According to an embodiment, the camera modules 305, 312, and 313 may include a first camera module 305 disposed on the first surface 310A of the electronic device 101, and a rear camera device 312 and/or a flash 313 disposed on the rear surface 310B. The camera modules 305 and 312 may include one or more lenses, an image sensor, and/or an image signal processor. The flash 313 may include, e.g., a light emitting diode (LED) or a xenon lamp. According to an embodiment, two or more lenses (an infrared (IR) camera, a wide-angle lens, and a telescopic lens) and image sensors may be disposed on one surface of the electronic device 101. The camera modules 305, 312, and 313 are not limited to the above-described structure. Depending on the structure of the electronic device 101, various design changes may be made, e.g., only some of the camera modules may be mounted, or another camera module may be added.

According to an embodiment, the electronic device 101 may include a plurality of camera modules (e.g., dual camera or triple camera) having different attributes (e.g., angle of view) or functions. For example, a plurality of camera modules 305 and 312 including lenses having different angles of view may be configured, and the electronic device 101 may control to change the angle of view of the camera modules 305 and 312 performed by the electronic device 101 based on the user's selection. At least one of the plurality of camera modules 305 and 312 may be, for example, a wide-angle camera and at least another of the plurality of camera modules may be a telephoto camera. Similarly, at least one of the plurality of camera modules 305 and 312 may be a front camera and at least another of the plurality of camera modules may be a rear camera. Further, the plurality of camera modules 305 and 312 may include at least one of a wide-angle camera, a telephoto camera, and an infrared (IR) camera (e.g., time of flight (TOF) camera or structured light camera). According to an embodiment, the IR camera may be operated as a sensor module. For example, the TOF camera may be operated as a sensor module for detecting the distance to the subject.

* _Required work_: According to the camera-module text, what may the flash 313 include?

* _Source material_:
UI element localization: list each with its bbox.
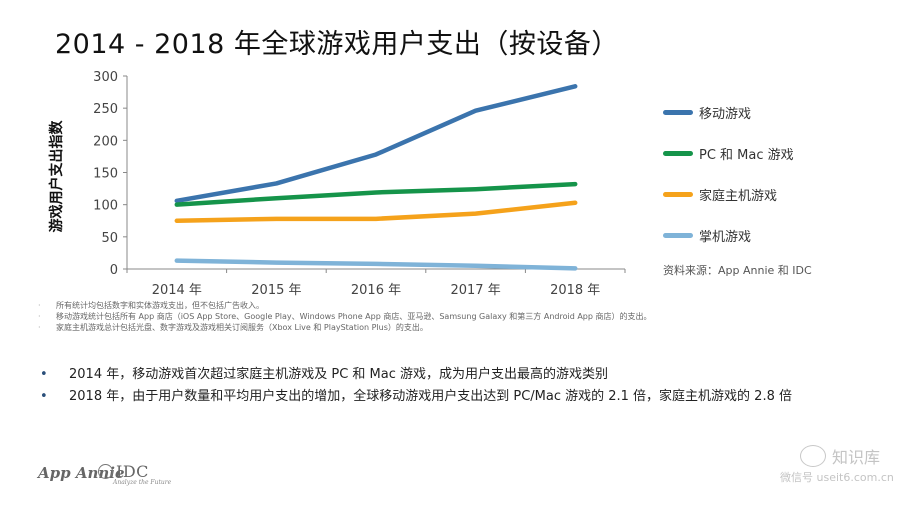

* _Answer to the task_: A light emitting diode (LED) or a xenon lamp.